Data extracted from a collection

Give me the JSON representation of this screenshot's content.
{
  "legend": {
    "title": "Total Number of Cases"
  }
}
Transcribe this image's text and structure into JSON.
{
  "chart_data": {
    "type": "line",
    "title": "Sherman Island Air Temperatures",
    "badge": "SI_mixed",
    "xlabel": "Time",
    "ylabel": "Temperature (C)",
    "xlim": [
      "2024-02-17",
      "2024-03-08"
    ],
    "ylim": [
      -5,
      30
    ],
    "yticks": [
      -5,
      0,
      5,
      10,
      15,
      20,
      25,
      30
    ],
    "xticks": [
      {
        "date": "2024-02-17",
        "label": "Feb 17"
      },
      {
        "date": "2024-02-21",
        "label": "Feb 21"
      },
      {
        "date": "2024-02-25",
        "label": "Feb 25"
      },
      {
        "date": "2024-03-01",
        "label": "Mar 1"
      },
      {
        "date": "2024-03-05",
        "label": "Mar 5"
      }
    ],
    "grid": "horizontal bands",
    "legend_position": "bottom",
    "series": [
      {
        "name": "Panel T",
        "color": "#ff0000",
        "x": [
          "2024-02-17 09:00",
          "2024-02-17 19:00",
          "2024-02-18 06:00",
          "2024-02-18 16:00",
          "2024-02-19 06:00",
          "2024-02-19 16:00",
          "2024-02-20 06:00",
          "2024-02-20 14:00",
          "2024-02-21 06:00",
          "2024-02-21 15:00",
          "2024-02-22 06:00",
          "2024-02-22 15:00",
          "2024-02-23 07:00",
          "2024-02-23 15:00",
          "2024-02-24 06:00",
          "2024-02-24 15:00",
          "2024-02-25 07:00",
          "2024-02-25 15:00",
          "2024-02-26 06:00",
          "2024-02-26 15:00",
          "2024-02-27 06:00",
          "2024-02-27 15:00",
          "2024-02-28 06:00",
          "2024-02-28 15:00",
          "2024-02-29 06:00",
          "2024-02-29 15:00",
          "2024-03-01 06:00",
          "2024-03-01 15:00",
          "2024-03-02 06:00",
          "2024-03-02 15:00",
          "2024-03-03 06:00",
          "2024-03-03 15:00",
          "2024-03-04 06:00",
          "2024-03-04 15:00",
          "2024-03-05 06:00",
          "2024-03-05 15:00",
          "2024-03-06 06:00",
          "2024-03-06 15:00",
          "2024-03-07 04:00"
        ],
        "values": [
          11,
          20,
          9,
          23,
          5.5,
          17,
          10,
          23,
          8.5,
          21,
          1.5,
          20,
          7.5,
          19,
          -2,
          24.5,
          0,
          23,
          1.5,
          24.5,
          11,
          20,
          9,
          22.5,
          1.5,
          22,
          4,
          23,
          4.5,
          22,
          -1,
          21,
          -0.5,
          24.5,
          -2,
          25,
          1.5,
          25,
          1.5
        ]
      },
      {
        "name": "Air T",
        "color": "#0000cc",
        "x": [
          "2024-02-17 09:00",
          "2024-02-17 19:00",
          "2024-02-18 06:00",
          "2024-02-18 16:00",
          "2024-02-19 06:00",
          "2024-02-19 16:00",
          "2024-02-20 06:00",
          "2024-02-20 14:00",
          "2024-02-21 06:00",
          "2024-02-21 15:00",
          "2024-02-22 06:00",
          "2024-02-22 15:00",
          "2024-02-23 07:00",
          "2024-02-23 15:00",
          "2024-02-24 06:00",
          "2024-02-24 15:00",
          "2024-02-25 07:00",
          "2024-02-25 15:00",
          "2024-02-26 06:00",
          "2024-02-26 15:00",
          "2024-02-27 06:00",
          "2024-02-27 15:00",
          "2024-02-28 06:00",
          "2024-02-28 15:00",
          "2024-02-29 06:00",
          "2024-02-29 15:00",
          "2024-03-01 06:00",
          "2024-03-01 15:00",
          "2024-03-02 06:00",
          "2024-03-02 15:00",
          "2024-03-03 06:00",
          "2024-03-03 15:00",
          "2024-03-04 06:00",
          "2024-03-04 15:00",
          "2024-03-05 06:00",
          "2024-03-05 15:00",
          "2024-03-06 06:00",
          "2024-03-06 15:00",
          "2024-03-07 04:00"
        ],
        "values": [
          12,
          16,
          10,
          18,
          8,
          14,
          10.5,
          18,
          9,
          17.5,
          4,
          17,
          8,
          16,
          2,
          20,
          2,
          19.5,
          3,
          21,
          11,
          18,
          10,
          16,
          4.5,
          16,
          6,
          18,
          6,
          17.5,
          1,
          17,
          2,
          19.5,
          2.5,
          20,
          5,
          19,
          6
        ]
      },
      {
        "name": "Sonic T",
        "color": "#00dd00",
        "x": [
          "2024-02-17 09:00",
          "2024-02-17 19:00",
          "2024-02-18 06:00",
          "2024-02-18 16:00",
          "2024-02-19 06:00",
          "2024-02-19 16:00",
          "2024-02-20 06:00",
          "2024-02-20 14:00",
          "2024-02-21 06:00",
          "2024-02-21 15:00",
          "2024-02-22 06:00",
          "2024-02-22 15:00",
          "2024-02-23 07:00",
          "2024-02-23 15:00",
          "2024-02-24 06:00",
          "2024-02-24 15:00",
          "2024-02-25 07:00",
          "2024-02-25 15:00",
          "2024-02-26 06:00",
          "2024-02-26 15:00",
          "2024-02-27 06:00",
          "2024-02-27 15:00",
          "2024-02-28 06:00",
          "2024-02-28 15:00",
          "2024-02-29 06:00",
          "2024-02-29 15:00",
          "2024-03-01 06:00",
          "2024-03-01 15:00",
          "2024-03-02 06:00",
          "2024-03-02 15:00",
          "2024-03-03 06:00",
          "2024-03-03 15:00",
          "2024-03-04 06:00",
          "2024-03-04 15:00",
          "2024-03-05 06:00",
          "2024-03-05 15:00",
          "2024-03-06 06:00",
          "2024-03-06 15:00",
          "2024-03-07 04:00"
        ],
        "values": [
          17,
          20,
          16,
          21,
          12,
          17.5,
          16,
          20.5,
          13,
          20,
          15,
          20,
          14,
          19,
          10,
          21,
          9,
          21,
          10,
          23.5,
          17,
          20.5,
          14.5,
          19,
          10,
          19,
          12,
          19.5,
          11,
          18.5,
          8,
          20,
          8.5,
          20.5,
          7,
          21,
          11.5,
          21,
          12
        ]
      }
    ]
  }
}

• **Instruction**
Retype the records that precede this task, keeping them exactly the same.

• **Solution**
Give me the JSON representation of this screenshot's content.
{
  "legend": {
    "title": "Total Number of Cases"
  }
}
Transcribe this image's text and structure into JSON.
{
  "chart_data": {
    "type": "line",
    "title": "Sherman Island Air Temperatures",
    "badge": "SI_mixed",
    "xlabel": "Time",
    "ylabel": "Temperature (C)",
    "xlim": [
      "2024-02-17",
      "2024-03-08"
    ],
    "ylim": [
      -5,
      30
    ],
    "yticks": [
      -5,
      0,
      5,
      10,
      15,
      20,
      25,
      30
    ],
    "xticks": [
      {
        "date": "2024-02-17",
        "label": "Feb 17"
      },
      {
        "date": "2024-02-21",
        "label": "Feb 21"
      },
      {
        "date": "2024-02-25",
        "label": "Feb 25"
      },
      {
        "date": "2024-03-01",
        "label": "Mar 1"
      },
      {
        "date": "2024-03-05",
        "label": "Mar 5"
      }
    ],
    "grid": "horizontal bands",
    "legend_position": "bottom",
    "series": [
      {
        "name": "Panel T",
        "color": "#ff0000",
        "x": [
          "2024-02-17 09:00",
          "2024-02-17 19:00",
          "2024-02-18 06:00",
          "2024-02-18 16:00",
          "2024-02-19 06:00",
          "2024-02-19 16:00",
          "2024-02-20 06:00",
          "2024-02-20 14:00",
          "2024-02-21 06:00",
          "2024-02-21 15:00",
          "2024-02-22 06:00",
          "2024-02-22 15:00",
          "2024-02-23 07:00",
          "2024-02-23 15:00",
          "2024-02-24 06:00",
          "2024-02-24 15:00",
          "2024-02-25 07:00",
          "2024-02-25 15:00",
          "2024-02-26 06:00",
          "2024-02-26 15:00",
          "2024-02-27 06:00",
          "2024-02-27 15:00",
          "2024-02-28 06:00",
          "2024-02-28 15:00",
          "2024-02-29 06:00",
          "2024-02-29 15:00",
          "2024-03-01 06:00",
          "2024-03-01 15:00",
          "2024-03-02 06:00",
          "2024-03-02 15:00",
          "2024-03-03 06:00",
          "2024-03-03 15:00",
          "2024-03-04 06:00",
          "2024-03-04 15:00",
          "2024-03-05 06:00",
          "2024-03-05 15:00",
          "2024-03-06 06:00",
          "2024-03-06 15:00",
          "2024-03-07 04:00"
        ],
        "values": [
          11,
          20,
          9,
          23,
          5.5,
          17,
          10,
          23,
          8.5,
          21,
          1.5,
          20,
          7.5,
          19,
          -2,
          24.5,
          0,
          23,
          1.5,
          24.5,
          11,
          20,
          9,
          22.5,
          1.5,
          22,
          4,
          23,
          4.5,
          22,
          -1,
          21,
          -0.5,
          24.5,
          -2,
          25,
          1.5,
          25,
          1.5
        ]
      },
      {
        "name": "Air T",
        "color": "#0000cc",
        "x": [
          "2024-02-17 09:00",
          "2024-02-17 19:00",
          "2024-02-18 06:00",
          "2024-02-18 16:00",
          "2024-02-19 06:00",
          "2024-02-19 16:00",
          "2024-02-20 06:00",
          "2024-02-20 14:00",
          "2024-02-21 06:00",
          "2024-02-21 15:00",
          "2024-02-22 06:00",
          "2024-02-22 15:00",
          "2024-02-23 07:00",
          "2024-02-23 15:00",
          "2024-02-24 06:00",
          "2024-02-24 15:00",
          "2024-02-25 07:00",
          "2024-02-25 15:00",
          "2024-02-26 06:00",
          "2024-02-26 15:00",
          "2024-02-27 06:00",
          "2024-02-27 15:00",
          "2024-02-28 06:00",
          "2024-02-28 15:00",
          "2024-02-29 06:00",
          "2024-02-29 15:00",
          "2024-03-01 06:00",
          "2024-03-01 15:00",
          "2024-03-02 06:00",
          "2024-03-02 15:00",
          "2024-03-03 06:00",
          "2024-03-03 15:00",
          "2024-03-04 06:00",
          "2024-03-04 15:00",
          "2024-03-05 06:00",
          "2024-03-05 15:00",
          "2024-03-06 06:00",
          "2024-03-06 15:00",
          "2024-03-07 04:00"
        ],
        "values": [
          12,
          16,
          10,
          18,
          8,
          14,
          10.5,
          18,
          9,
          17.5,
          4,
          17,
          8,
          16,
          2,
          20,
          2,
          19.5,
          3,
          21,
          11,
          18,
          10,
          16,
          4.5,
          16,
          6,
          18,
          6,
          17.5,
          1,
          17,
          2,
          19.5,
          2.5,
          20,
          5,
          19,
          6
        ]
      },
      {
        "name": "Sonic T",
        "color": "#00dd00",
        "x": [
          "2024-02-17 09:00",
          "2024-02-17 19:00",
          "2024-02-18 06:00",
          "2024-02-18 16:00",
          "2024-02-19 06:00",
          "2024-02-19 16:00",
          "2024-02-20 06:00",
          "2024-02-20 14:00",
          "2024-02-21 06:00",
          "2024-02-21 15:00",
          "2024-02-22 06:00",
          "2024-02-22 15:00",
          "2024-02-23 07:00",
          "2024-02-23 15:00",
          "2024-02-24 06:00",
          "2024-02-24 15:00",
          "2024-02-25 07:00",
          "2024-02-25 15:00",
          "2024-02-26 06:00",
          "2024-02-26 15:00",
          "2024-02-27 06:00",
          "2024-02-27 15:00",
          "2024-02-28 06:00",
          "2024-02-28 15:00",
          "2024-02-29 06:00",
          "2024-02-29 15:00",
          "2024-03-01 06:00",
          "2024-03-01 15:00",
          "2024-03-02 06:00",
          "2024-03-02 15:00",
          "2024-03-03 06:00",
          "2024-03-03 15:00",
          "2024-03-04 06:00",
          "2024-03-04 15:00",
          "2024-03-05 06:00",
          "2024-03-05 15:00",
          "2024-03-06 06:00",
          "2024-03-06 15:00",
          "2024-03-07 04:00"
        ],
        "values": [
          17,
          20,
          16,
          21,
          12,
          17.5,
          16,
          20.5,
          13,
          20,
          15,
          20,
          14,
          19,
          10,
          21,
          9,
          21,
          10,
          23.5,
          17,
          20.5,
          14.5,
          19,
          10,
          19,
          12,
          19.5,
          11,
          18.5,
          8,
          20,
          8.5,
          20.5,
          7,
          21,
          11.5,
          21,
          12
        ]
      }
    ]
  }
}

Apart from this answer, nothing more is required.